Text:
CrapBag Sat 15-Mar-14 13:10:31

Sorry but YABU. Its his sister, of course he should see her wedding pictures. He obviously doesn't think you are hideous because he married you. You really do need to get a grip.

Having my photo taken is not one of my favourite pass times and I hate the ones where you have your eyes half closed etc but that's they beauty of digital cameras, take loads and delete the crap.

I'd hate for my DCs to grow up and have no photos of us together when they were babies and growing up. How sad.

Hedgehog80 Sat 15-Mar-14 13:11:08

Counselling won't help, not being me would.

I remember as a very unhappy 13 year old being told by DM "however bad things get, don't run away or I will put this hideous picture in all the papers" whilst holding up my year 7 photo which was actually really horrible and I was mortified. After that things just got worse and every now and then that photo still comes out "for a laugh"

KurriKurri Sat 15-Mar-14 13:11:35

I'm sorry you feel like this - it must be very difficult for you, does your Dh understand that you feel this way?

Could you possibly sit down with him and say you really don;t want him to look at the one withyou in it, and then look at the others with him? - I don't think you can really deny him the chance to see the photos of his sister's wedding, that wouldn't be fair to him or his sister.

Have you spoken to your GP about the way you feel? - there is help out there for phobias, and problems such as you describe. I hope you can get some help because the avoidance of having your picture taken is making you as unhappy as having your picture taken, and something could be done to help you feel better about it all.

You're not mad - don't think for a minute that you are, but you could be suffering from depression - I'm not a doctor so I don;t know, but I have suffered with depression and sometimes it took the form of making me very unhappy about my appearance, and I never wanted photos taken either. But you do need to talk it over with someone qualified.

RedHelenB Sat 15-Mar-14 13:12:22

It's his sister - its not up to you to let him see the photos!

Records supplied:
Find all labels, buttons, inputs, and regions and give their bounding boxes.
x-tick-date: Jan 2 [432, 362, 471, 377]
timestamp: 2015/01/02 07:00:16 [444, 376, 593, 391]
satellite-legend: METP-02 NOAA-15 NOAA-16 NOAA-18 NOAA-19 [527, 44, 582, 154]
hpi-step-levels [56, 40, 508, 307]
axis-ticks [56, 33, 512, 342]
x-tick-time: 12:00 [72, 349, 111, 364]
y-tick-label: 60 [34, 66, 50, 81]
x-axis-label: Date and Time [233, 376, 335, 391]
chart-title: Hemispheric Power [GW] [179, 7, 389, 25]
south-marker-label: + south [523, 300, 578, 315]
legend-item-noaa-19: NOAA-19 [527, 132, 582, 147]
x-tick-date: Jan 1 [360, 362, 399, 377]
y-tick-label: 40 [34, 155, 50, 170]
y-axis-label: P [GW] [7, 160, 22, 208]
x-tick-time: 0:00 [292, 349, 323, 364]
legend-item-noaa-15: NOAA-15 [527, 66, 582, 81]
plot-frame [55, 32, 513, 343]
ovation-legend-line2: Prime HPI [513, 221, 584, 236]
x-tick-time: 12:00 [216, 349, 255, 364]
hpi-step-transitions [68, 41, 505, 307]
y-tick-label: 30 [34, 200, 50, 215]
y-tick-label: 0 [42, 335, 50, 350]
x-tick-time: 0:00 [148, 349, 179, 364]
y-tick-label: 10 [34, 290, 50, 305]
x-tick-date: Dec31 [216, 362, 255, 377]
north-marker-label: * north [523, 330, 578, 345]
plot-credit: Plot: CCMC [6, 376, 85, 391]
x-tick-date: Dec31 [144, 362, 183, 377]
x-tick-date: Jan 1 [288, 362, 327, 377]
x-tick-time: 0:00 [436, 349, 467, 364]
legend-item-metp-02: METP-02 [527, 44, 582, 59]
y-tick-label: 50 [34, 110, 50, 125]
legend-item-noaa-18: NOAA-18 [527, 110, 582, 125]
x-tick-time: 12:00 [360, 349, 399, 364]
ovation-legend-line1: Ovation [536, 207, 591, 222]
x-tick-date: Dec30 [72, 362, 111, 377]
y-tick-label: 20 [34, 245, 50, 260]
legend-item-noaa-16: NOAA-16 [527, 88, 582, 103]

What is required: In the forum thread, which photo did Hedgehog80 say would be put in all the papers? The records are separate material and are not connected to the forum thread.

Exercise output: Hedgehog80's year 7 photo.